▶ **TASK**
Report how many lines contain "data", with no other words.

▶ **EXCERPTED RECORDS**
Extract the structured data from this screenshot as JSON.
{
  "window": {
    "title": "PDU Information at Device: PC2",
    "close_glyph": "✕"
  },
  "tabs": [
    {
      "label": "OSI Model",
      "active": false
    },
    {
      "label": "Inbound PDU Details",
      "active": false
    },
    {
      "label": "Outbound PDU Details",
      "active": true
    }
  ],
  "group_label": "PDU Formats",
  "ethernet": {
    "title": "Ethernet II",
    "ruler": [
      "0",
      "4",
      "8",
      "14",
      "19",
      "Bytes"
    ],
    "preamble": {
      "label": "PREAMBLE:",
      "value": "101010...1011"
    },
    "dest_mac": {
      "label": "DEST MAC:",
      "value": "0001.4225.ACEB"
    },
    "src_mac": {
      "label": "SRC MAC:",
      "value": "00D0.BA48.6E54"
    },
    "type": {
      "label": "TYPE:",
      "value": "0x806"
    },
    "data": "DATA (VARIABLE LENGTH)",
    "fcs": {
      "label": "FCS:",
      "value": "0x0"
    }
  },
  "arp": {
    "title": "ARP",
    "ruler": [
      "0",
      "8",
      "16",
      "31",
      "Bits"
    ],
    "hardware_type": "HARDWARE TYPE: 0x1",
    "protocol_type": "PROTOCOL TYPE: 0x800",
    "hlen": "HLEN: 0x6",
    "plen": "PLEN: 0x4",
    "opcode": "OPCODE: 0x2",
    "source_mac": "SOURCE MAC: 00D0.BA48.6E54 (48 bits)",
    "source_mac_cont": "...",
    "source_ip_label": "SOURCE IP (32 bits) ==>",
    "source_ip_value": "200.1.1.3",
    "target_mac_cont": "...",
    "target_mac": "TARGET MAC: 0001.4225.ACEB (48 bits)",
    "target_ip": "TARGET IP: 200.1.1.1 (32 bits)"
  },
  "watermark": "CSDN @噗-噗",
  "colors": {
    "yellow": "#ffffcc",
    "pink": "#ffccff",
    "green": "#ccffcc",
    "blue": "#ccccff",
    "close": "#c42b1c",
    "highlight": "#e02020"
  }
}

▶ **CORRECT ANSWER**
2